=== Collection entries ===
— START —
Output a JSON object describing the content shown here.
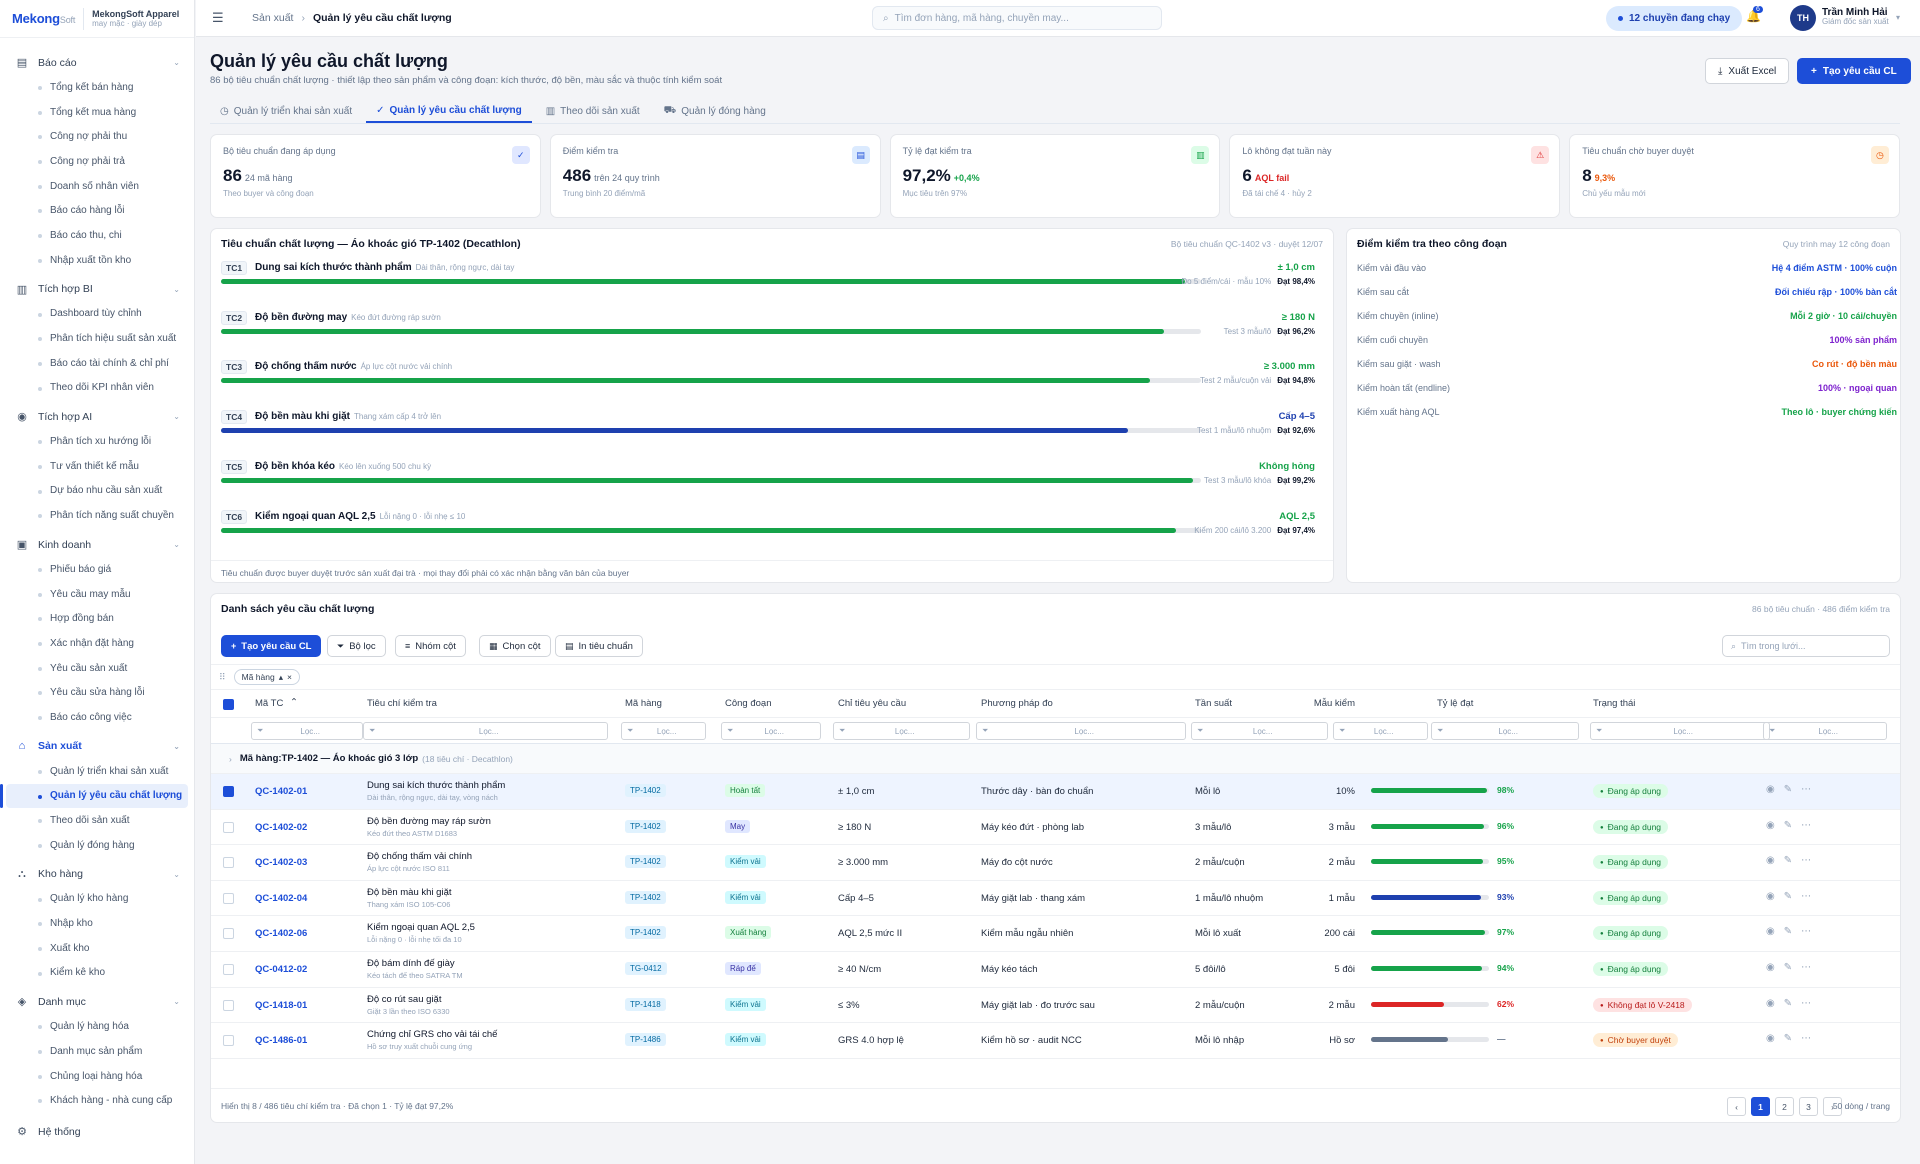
{
  "brand": {
    "logo": "Mekong",
    "logo_suffix": "Soft",
    "company": "MekongSoft Apparel",
    "tagline": "may mặc · giày dép"
  },
  "sidebar": {
    "groups": [
      {
        "label": "Báo cáo",
        "icon": "report-icon",
        "items": [
          "Tổng kết bán hàng",
          "Tổng kết mua hàng",
          "Công nợ phải thu",
          "Công nợ phải trả",
          "Doanh số nhân viên",
          "Báo cáo hàng lỗi",
          "Báo cáo thu, chi",
          "Nhập xuất tồn kho"
        ]
      },
      {
        "label": "Tích hợp BI",
        "icon": "chart-icon",
        "items": [
          "Dashboard tùy chỉnh",
          "Phân tích hiệu suất sản xuất",
          "Báo cáo tài chính & chỉ phí",
          "Theo dõi KPI nhân viên"
        ]
      },
      {
        "label": "Tích hợp AI",
        "icon": "ai-icon",
        "items": [
          "Phân tích xu hướng lỗi",
          "Tư vấn thiết kế mẫu",
          "Dự báo nhu cầu sản xuất",
          "Phân tích năng suất chuyền"
        ]
      },
      {
        "label": "Kinh doanh",
        "icon": "money-icon",
        "items": [
          "Phiếu báo giá",
          "Yêu cầu may mẫu",
          "Hợp đồng bán",
          "Xác nhận đặt hàng",
          "Yêu cầu sản xuất",
          "Yêu cầu sửa hàng lỗi",
          "Báo cáo công việc"
        ]
      },
      {
        "label": "Sản xuất",
        "icon": "factory-icon",
        "active": true,
        "items": [
          "Quản lý triển khai sản xuất",
          "Quản lý yêu cầu chất lượng",
          "Theo dõi sản xuất",
          "Quản lý đóng hàng"
        ],
        "active_item": 1
      },
      {
        "label": "Kho hàng",
        "icon": "warehouse-icon",
        "items": [
          "Quản lý kho hàng",
          "Nhập kho",
          "Xuất kho",
          "Kiểm kê kho"
        ]
      },
      {
        "label": "Danh mục",
        "icon": "catalog-icon",
        "items": [
          "Quản lý hàng hóa",
          "Danh mục sản phẩm",
          "Chủng loại hàng hóa",
          "Khách hàng - nhà cung cấp"
        ]
      }
    ],
    "system": "Hệ thống"
  },
  "topbar": {
    "breadcrumb_parent": "Sản xuất",
    "breadcrumb_current": "Quản lý yêu cầu chất lượng",
    "search_placeholder": "Tìm đơn hàng, mã hàng, chuyền may...",
    "running": "12 chuyền đang chạy",
    "notif_count": "6",
    "avatar": "TH",
    "user_name": "Trần Minh Hải",
    "user_role": "Giám đốc sản xuất"
  },
  "page": {
    "title": "Quản lý yêu cầu chất lượng",
    "subtitle": "86 bộ tiêu chuẩn chất lượng · thiết lập theo sản phẩm và công đoạn: kích thước, độ bền, màu sắc và thuộc tính kiểm soát",
    "export_label": "Xuất Excel",
    "create_label": "Tạo yêu cầu CL"
  },
  "tabs": [
    {
      "label": "Quản lý triển khai sản xuất",
      "icon": "clock-icon"
    },
    {
      "label": "Quản lý yêu cầu chất lượng",
      "icon": "check-circle-icon",
      "active": true
    },
    {
      "label": "Theo dõi sản xuất",
      "icon": "bar-chart-icon"
    },
    {
      "label": "Quản lý đóng hàng",
      "icon": "truck-icon"
    }
  ],
  "kpis": [
    {
      "label": "Bộ tiêu chuẩn đang áp dụng",
      "value": "86",
      "extra": "24 mã hàng",
      "extra_tone": "n",
      "sub": "Theo buyer và công đoạn",
      "icon": "check-circle-icon",
      "icon_glyph": "✓",
      "icon_bg": "#e0e7ff",
      "icon_color": "#1d4ed8"
    },
    {
      "label": "Điểm kiểm tra",
      "value": "486",
      "extra": "trên 24 quy trình",
      "extra_tone": "n",
      "sub": "Trung bình 20 điểm/mã",
      "icon": "document-icon",
      "icon_glyph": "▤",
      "icon_bg": "#dbeafe",
      "icon_color": "#1d4ed8"
    },
    {
      "label": "Tỷ lệ đạt kiểm tra",
      "value": "97,2%",
      "extra": "+0,4%",
      "extra_tone": "g",
      "sub": "Mục tiêu trên 97%",
      "icon": "bar-chart-icon",
      "icon_glyph": "▥",
      "icon_bg": "#dcfce7",
      "icon_color": "#16a34a"
    },
    {
      "label": "Lô không đạt tuần này",
      "value": "6",
      "extra": "AQL fail",
      "extra_tone": "r",
      "sub": "Đã tái chế 4 · hủy 2",
      "icon": "warning-icon",
      "icon_glyph": "⚠",
      "icon_bg": "#fee2e2",
      "icon_color": "#dc2626"
    },
    {
      "label": "Tiêu chuẩn chờ buyer duyệt",
      "value": "8",
      "extra": "9,3%",
      "extra_tone": "o",
      "sub": "Chủ yếu mẫu mới",
      "icon": "clock-icon",
      "icon_glyph": "◷",
      "icon_bg": "#ffedd5",
      "icon_color": "#ea580c"
    }
  ],
  "standard_panel": {
    "title": "Tiêu chuẩn chất lượng — Áo khoác gió TP-1402 (Decathlon)",
    "meta": "Bộ tiêu chuẩn QC-1402 v3 · duyệt 12/07",
    "footer": "Tiêu chuẩn được buyer duyệt trước sản xuất đại trà · mọi thay đổi phải có xác nhận bằng văn bản của buyer",
    "criteria": [
      {
        "code": "TC1",
        "name": "Dung sai kích thước thành phẩm",
        "desc": "Dài thân, rộng ngực, dài tay",
        "value": "± 1,0 cm",
        "color": "#16a34a",
        "pass": 98.4,
        "sample": "Đo 5 điểm/cái · mẫu 10%",
        "pass_label": "Đạt 98,4%"
      },
      {
        "code": "TC2",
        "name": "Độ bền đường may",
        "desc": "Kéo đứt đường ráp sườn",
        "value": "≥ 180 N",
        "color": "#16a34a",
        "pass": 96.2,
        "sample": "Test 3 mẫu/lô",
        "pass_label": "Đạt 96,2%"
      },
      {
        "code": "TC3",
        "name": "Độ chống thấm nước",
        "desc": "Áp lực cột nước vải chính",
        "value": "≥ 3.000 mm",
        "color": "#16a34a",
        "pass": 94.8,
        "sample": "Test 2 mẫu/cuộn vải",
        "pass_label": "Đạt 94,8%"
      },
      {
        "code": "TC4",
        "name": "Độ bền màu khi giặt",
        "desc": "Thang xám cấp 4 trở lên",
        "value": "Cấp 4–5",
        "color": "#1e40af",
        "pass": 92.6,
        "sample": "Test 1 mẫu/lô nhuộm",
        "pass_label": "Đạt 92,6%"
      },
      {
        "code": "TC5",
        "name": "Độ bền khóa kéo",
        "desc": "Kéo lên xuống 500 chu kỳ",
        "value": "Không hỏng",
        "color": "#16a34a",
        "pass": 99.2,
        "sample": "Test 3 mẫu/lô khóa",
        "pass_label": "Đạt 99,2%"
      },
      {
        "code": "TC6",
        "name": "Kiểm ngoại quan AQL 2,5",
        "desc": "Lỗi nặng 0 · lỗi nhẹ ≤ 10",
        "value": "AQL 2,5",
        "color": "#16a34a",
        "pass": 97.4,
        "sample": "Kiểm 200 cái/lô 3.200",
        "pass_label": "Đạt 97,4%"
      }
    ]
  },
  "stage_panel": {
    "title": "Điểm kiểm tra theo công đoạn",
    "meta": "Quy trình may 12 công đoạn",
    "stages": [
      {
        "label": "Kiểm vải đầu vào",
        "value": "Hệ 4 điểm ASTM · 100% cuộn",
        "color": "#1d4ed8"
      },
      {
        "label": "Kiểm sau cắt",
        "value": "Đối chiếu rập · 100% bàn cắt",
        "color": "#1d4ed8"
      },
      {
        "label": "Kiểm chuyền (inline)",
        "value": "Mỗi 2 giờ · 10 cái/chuyền",
        "color": "#16a34a"
      },
      {
        "label": "Kiểm cuối chuyền",
        "value": "100% sản phẩm",
        "color": "#7e22ce"
      },
      {
        "label": "Kiểm sau giặt · wash",
        "value": "Co rút · độ bền màu",
        "color": "#ea580c"
      },
      {
        "label": "Kiểm hoàn tất (endline)",
        "value": "100% · ngoại quan",
        "color": "#7e22ce"
      },
      {
        "label": "Kiểm xuất hàng AQL",
        "value": "Theo lô · buyer chứng kiến",
        "color": "#16a34a"
      }
    ]
  },
  "grid": {
    "title": "Danh sách yêu cầu chất lượng",
    "meta": "86 bộ tiêu chuẩn · 486 điểm kiểm tra",
    "toolbar": {
      "create": "Tạo yêu cầu CL",
      "filter": "Bộ lọc",
      "group": "Nhóm cột",
      "columns": "Chọn cột",
      "print": "In tiêu chuẩn",
      "search_placeholder": "Tìm trong lưới..."
    },
    "chip": "Mã hàng",
    "filter_placeholder": "Lọc...",
    "columns": [
      "Mã TC",
      "Tiêu chí kiểm tra",
      "Mã hàng",
      "Công đoạn",
      "Chỉ tiêu yêu cầu",
      "Phương pháp đo",
      "Tần suất",
      "Mẫu kiểm",
      "Tỷ lệ đạt",
      "Trạng thái"
    ],
    "group_label": "Mã hàng",
    "group_value": "TP-1402 — Áo khoác gió 3 lớp",
    "group_note": "(18 tiêu chí · Decathlon)",
    "rows": [
      {
        "code": "QC-1402-01",
        "name": "Dung sai kích thước thành phẩm",
        "desc": "Dài thân, rộng ngực, dài tay, vòng nách",
        "item": "TP-1402",
        "stage": "Hoàn tất",
        "stage_bg": "#dcfce7",
        "stage_fg": "#15803d",
        "target": "± 1,0 cm",
        "method": "Thước dây · bàn đo chuẩn",
        "freq": "Mỗi lô",
        "sample": "10%",
        "rate": 98,
        "rate_label": "98%",
        "rate_color": "#16a34a",
        "status": "Đang áp dụng",
        "st_bg": "#dcfce7",
        "st_fg": "#15803d",
        "selected": true
      },
      {
        "code": "QC-1402-02",
        "name": "Độ bền đường may ráp sườn",
        "desc": "Kéo đứt theo ASTM D1683",
        "item": "TP-1402",
        "stage": "May",
        "stage_bg": "#e0e7ff",
        "stage_fg": "#3730a3",
        "target": "≥ 180 N",
        "method": "Máy kéo đứt · phòng lab",
        "freq": "3 mẫu/lô",
        "sample": "3 mẫu",
        "rate": 96,
        "rate_label": "96%",
        "rate_color": "#16a34a",
        "status": "Đang áp dụng",
        "st_bg": "#dcfce7",
        "st_fg": "#15803d"
      },
      {
        "code": "QC-1402-03",
        "name": "Độ chống thấm vải chính",
        "desc": "Áp lực cột nước ISO 811",
        "item": "TP-1402",
        "stage": "Kiểm vải",
        "stage_bg": "#cffafe",
        "stage_fg": "#0e7490",
        "target": "≥ 3.000 mm",
        "method": "Máy đo cột nước",
        "freq": "2 mẫu/cuộn",
        "sample": "2 mẫu",
        "rate": 95,
        "rate_label": "95%",
        "rate_color": "#16a34a",
        "status": "Đang áp dụng",
        "st_bg": "#dcfce7",
        "st_fg": "#15803d"
      },
      {
        "code": "QC-1402-04",
        "name": "Độ bền màu khi giặt",
        "desc": "Thang xám ISO 105-C06",
        "item": "TP-1402",
        "stage": "Kiểm vải",
        "stage_bg": "#cffafe",
        "stage_fg": "#0e7490",
        "target": "Cấp 4–5",
        "method": "Máy giặt lab · thang xám",
        "freq": "1 mẫu/lô nhuộm",
        "sample": "1 mẫu",
        "rate": 93,
        "rate_label": "93%",
        "rate_color": "#1e40af",
        "status": "Đang áp dụng",
        "st_bg": "#dcfce7",
        "st_fg": "#15803d"
      },
      {
        "code": "QC-1402-06",
        "name": "Kiểm ngoại quan AQL 2,5",
        "desc": "Lỗi nặng 0 · lỗi nhẹ tối đa 10",
        "item": "TP-1402",
        "stage": "Xuất hàng",
        "stage_bg": "#dcfce7",
        "stage_fg": "#15803d",
        "target": "AQL 2,5 mức II",
        "method": "Kiểm mẫu ngẫu nhiên",
        "freq": "Mỗi lô xuất",
        "sample": "200 cái",
        "rate": 97,
        "rate_label": "97%",
        "rate_color": "#16a34a",
        "status": "Đang áp dụng",
        "st_bg": "#dcfce7",
        "st_fg": "#15803d"
      },
      {
        "code": "QC-0412-02",
        "name": "Độ bám dính đế giày",
        "desc": "Kéo tách đế theo SATRA TM",
        "item": "TG-0412",
        "stage": "Ráp đế",
        "stage_bg": "#e0e7ff",
        "stage_fg": "#3730a3",
        "target": "≥ 40 N/cm",
        "method": "Máy kéo tách",
        "freq": "5 đôi/lô",
        "sample": "5 đôi",
        "rate": 94,
        "rate_label": "94%",
        "rate_color": "#16a34a",
        "status": "Đang áp dụng",
        "st_bg": "#dcfce7",
        "st_fg": "#15803d"
      },
      {
        "code": "QC-1418-01",
        "name": "Độ co rút sau giặt",
        "desc": "Giặt 3 lần theo ISO 6330",
        "item": "TP-1418",
        "stage": "Kiểm vải",
        "stage_bg": "#cffafe",
        "stage_fg": "#0e7490",
        "target": "≤ 3%",
        "method": "Máy giặt lab · đo trước sau",
        "freq": "2 mẫu/cuộn",
        "sample": "2 mẫu",
        "rate": 62,
        "rate_label": "62%",
        "rate_color": "#dc2626",
        "status": "Không đạt lô V-2418",
        "st_bg": "#fee2e2",
        "st_fg": "#b91c1c"
      },
      {
        "code": "QC-1486-01",
        "name": "Chứng chỉ GRS cho vải tái chế",
        "desc": "Hồ sơ truy xuất chuỗi cung ứng",
        "item": "TP-1486",
        "stage": "Kiểm vải",
        "stage_bg": "#cffafe",
        "stage_fg": "#0e7490",
        "target": "GRS 4.0 hợp lệ",
        "method": "Kiểm hồ sơ · audit NCC",
        "freq": "Mỗi lô nhập",
        "sample": "Hồ sơ",
        "rate": 65,
        "rate_label": "—",
        "rate_color": "#64748b",
        "status": "Chờ buyer duyệt",
        "st_bg": "#ffedd5",
        "st_fg": "#c2410c"
      }
    ],
    "footer": "Hiển thị 8 / 486 tiêu chí kiểm tra · Đã chọn 1 · Tỷ lệ đạt 97,2%",
    "pages": [
      "1",
      "2",
      "3"
    ],
    "page_size": "50 dòng / trang"
  }
}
— END —
Go through the listing above and pull out each line containing the word "triển".

          "Quản lý triển khai sản xuất",
      "label": "Quản lý triển khai sản xuất",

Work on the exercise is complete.